▶ Goal
Repeat every record below exactly as it appears.

▶ Records
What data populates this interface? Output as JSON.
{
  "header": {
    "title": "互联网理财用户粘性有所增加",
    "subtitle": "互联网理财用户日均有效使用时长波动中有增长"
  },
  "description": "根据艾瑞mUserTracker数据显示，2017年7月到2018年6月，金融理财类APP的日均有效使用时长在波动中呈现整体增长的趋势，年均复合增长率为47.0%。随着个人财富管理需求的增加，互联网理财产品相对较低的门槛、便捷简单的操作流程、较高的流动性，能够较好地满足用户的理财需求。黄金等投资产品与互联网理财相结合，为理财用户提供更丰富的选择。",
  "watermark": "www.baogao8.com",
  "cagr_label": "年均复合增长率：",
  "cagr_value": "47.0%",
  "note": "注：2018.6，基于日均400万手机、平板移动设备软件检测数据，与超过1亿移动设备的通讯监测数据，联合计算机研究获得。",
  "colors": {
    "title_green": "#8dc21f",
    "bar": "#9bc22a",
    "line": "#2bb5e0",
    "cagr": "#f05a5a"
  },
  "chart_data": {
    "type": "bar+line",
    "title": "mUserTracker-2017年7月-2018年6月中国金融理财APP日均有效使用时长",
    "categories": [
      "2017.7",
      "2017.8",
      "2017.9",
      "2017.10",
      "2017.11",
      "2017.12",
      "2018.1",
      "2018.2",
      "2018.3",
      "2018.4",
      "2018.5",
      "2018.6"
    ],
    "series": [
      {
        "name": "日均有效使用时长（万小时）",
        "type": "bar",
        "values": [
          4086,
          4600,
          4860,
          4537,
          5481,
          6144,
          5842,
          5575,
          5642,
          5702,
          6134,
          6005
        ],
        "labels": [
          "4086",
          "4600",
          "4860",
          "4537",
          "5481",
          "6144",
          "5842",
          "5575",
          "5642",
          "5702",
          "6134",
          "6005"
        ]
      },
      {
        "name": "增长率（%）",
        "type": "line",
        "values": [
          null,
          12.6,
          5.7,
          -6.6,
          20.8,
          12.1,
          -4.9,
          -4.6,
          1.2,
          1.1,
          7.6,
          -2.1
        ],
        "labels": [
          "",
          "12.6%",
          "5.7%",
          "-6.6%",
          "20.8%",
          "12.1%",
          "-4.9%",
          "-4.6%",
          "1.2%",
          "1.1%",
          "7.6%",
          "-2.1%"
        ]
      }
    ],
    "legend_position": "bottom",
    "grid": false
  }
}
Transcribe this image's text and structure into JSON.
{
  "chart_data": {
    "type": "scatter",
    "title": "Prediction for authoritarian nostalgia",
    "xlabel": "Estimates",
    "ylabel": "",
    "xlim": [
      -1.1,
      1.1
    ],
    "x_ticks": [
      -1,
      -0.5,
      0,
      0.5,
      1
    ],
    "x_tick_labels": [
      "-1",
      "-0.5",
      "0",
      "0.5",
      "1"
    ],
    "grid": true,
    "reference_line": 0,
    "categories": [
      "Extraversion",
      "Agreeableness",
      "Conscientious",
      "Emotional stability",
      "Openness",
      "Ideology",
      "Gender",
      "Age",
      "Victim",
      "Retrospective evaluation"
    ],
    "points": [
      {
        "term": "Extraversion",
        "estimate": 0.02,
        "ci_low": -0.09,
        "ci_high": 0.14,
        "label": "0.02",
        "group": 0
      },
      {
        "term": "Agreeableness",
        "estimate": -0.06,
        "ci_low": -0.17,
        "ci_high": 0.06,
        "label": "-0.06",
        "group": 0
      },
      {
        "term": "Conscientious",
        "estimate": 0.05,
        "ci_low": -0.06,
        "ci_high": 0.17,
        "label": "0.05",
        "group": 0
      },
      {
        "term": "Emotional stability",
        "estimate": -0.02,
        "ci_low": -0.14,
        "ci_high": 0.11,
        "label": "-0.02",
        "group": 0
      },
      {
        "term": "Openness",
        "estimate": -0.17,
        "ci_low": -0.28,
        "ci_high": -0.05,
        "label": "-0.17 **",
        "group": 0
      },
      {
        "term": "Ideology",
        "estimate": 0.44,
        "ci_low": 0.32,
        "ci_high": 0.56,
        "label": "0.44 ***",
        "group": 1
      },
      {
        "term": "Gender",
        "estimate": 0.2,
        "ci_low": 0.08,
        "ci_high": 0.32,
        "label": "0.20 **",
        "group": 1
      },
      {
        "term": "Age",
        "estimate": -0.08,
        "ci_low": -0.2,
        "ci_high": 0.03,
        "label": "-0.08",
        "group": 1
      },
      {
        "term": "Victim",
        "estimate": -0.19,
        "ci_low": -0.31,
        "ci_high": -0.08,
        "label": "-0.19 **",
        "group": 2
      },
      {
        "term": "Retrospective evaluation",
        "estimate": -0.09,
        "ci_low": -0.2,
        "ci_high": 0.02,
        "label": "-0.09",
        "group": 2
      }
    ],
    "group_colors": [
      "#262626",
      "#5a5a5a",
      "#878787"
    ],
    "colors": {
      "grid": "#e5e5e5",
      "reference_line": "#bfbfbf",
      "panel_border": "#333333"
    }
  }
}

▶ Solution for this exercise
What data populates this interface? Output as JSON.
{
  "header": {
    "title": "互联网理财用户粘性有所增加",
    "subtitle": "互联网理财用户日均有效使用时长波动中有增长"
  },
  "description": "根据艾瑞mUserTracker数据显示，2017年7月到2018年6月，金融理财类APP的日均有效使用时长在波动中呈现整体增长的趋势，年均复合增长率为47.0%。随着个人财富管理需求的增加，互联网理财产品相对较低的门槛、便捷简单的操作流程、较高的流动性，能够较好地满足用户的理财需求。黄金等投资产品与互联网理财相结合，为理财用户提供更丰富的选择。",
  "watermark": "www.baogao8.com",
  "cagr_label": "年均复合增长率：",
  "cagr_value": "47.0%",
  "note": "注：2018.6，基于日均400万手机、平板移动设备软件检测数据，与超过1亿移动设备的通讯监测数据，联合计算机研究获得。",
  "colors": {
    "title_green": "#8dc21f",
    "bar": "#9bc22a",
    "line": "#2bb5e0",
    "cagr": "#f05a5a"
  },
  "chart_data": {
    "type": "bar+line",
    "title": "mUserTracker-2017年7月-2018年6月中国金融理财APP日均有效使用时长",
    "categories": [
      "2017.7",
      "2017.8",
      "2017.9",
      "2017.10",
      "2017.11",
      "2017.12",
      "2018.1",
      "2018.2",
      "2018.3",
      "2018.4",
      "2018.5",
      "2018.6"
    ],
    "series": [
      {
        "name": "日均有效使用时长（万小时）",
        "type": "bar",
        "values": [
          4086,
          4600,
          4860,
          4537,
          5481,
          6144,
          5842,
          5575,
          5642,
          5702,
          6134,
          6005
        ],
        "labels": [
          "4086",
          "4600",
          "4860",
          "4537",
          "5481",
          "6144",
          "5842",
          "5575",
          "5642",
          "5702",
          "6134",
          "6005"
        ]
      },
      {
        "name": "增长率（%）",
        "type": "line",
        "values": [
          null,
          12.6,
          5.7,
          -6.6,
          20.8,
          12.1,
          -4.9,
          -4.6,
          1.2,
          1.1,
          7.6,
          -2.1
        ],
        "labels": [
          "",
          "12.6%",
          "5.7%",
          "-6.6%",
          "20.8%",
          "12.1%",
          "-4.9%",
          "-4.6%",
          "1.2%",
          "1.1%",
          "7.6%",
          "-2.1%"
        ]
      }
    ],
    "legend_position": "bottom",
    "grid": false
  }
}
Transcribe this image's text and structure into JSON.
{
  "chart_data": {
    "type": "scatter",
    "title": "Prediction for authoritarian nostalgia",
    "xlabel": "Estimates",
    "ylabel": "",
    "xlim": [
      -1.1,
      1.1
    ],
    "x_ticks": [
      -1,
      -0.5,
      0,
      0.5,
      1
    ],
    "x_tick_labels": [
      "-1",
      "-0.5",
      "0",
      "0.5",
      "1"
    ],
    "grid": true,
    "reference_line": 0,
    "categories": [
      "Extraversion",
      "Agreeableness",
      "Conscientious",
      "Emotional stability",
      "Openness",
      "Ideology",
      "Gender",
      "Age",
      "Victim",
      "Retrospective evaluation"
    ],
    "points": [
      {
        "term": "Extraversion",
        "estimate": 0.02,
        "ci_low": -0.09,
        "ci_high": 0.14,
        "label": "0.02",
        "group": 0
      },
      {
        "term": "Agreeableness",
        "estimate": -0.06,
        "ci_low": -0.17,
        "ci_high": 0.06,
        "label": "-0.06",
        "group": 0
      },
      {
        "term": "Conscientious",
        "estimate": 0.05,
        "ci_low": -0.06,
        "ci_high": 0.17,
        "label": "0.05",
        "group": 0
      },
      {
        "term": "Emotional stability",
        "estimate": -0.02,
        "ci_low": -0.14,
        "ci_high": 0.11,
        "label": "-0.02",
        "group": 0
      },
      {
        "term": "Openness",
        "estimate": -0.17,
        "ci_low": -0.28,
        "ci_high": -0.05,
        "label": "-0.17 **",
        "group": 0
      },
      {
        "term": "Ideology",
        "estimate": 0.44,
        "ci_low": 0.32,
        "ci_high": 0.56,
        "label": "0.44 ***",
        "group": 1
      },
      {
        "term": "Gender",
        "estimate": 0.2,
        "ci_low": 0.08,
        "ci_high": 0.32,
        "label": "0.20 **",
        "group": 1
      },
      {
        "term": "Age",
        "estimate": -0.08,
        "ci_low": -0.2,
        "ci_high": 0.03,
        "label": "-0.08",
        "group": 1
      },
      {
        "term": "Victim",
        "estimate": -0.19,
        "ci_low": -0.31,
        "ci_high": -0.08,
        "label": "-0.19 **",
        "group": 2
      },
      {
        "term": "Retrospective evaluation",
        "estimate": -0.09,
        "ci_low": -0.2,
        "ci_high": 0.02,
        "label": "-0.09",
        "group": 2
      }
    ],
    "group_colors": [
      "#262626",
      "#5a5a5a",
      "#878787"
    ],
    "colors": {
      "grid": "#e5e5e5",
      "reference_line": "#bfbfbf",
      "panel_border": "#333333"
    }
  }
}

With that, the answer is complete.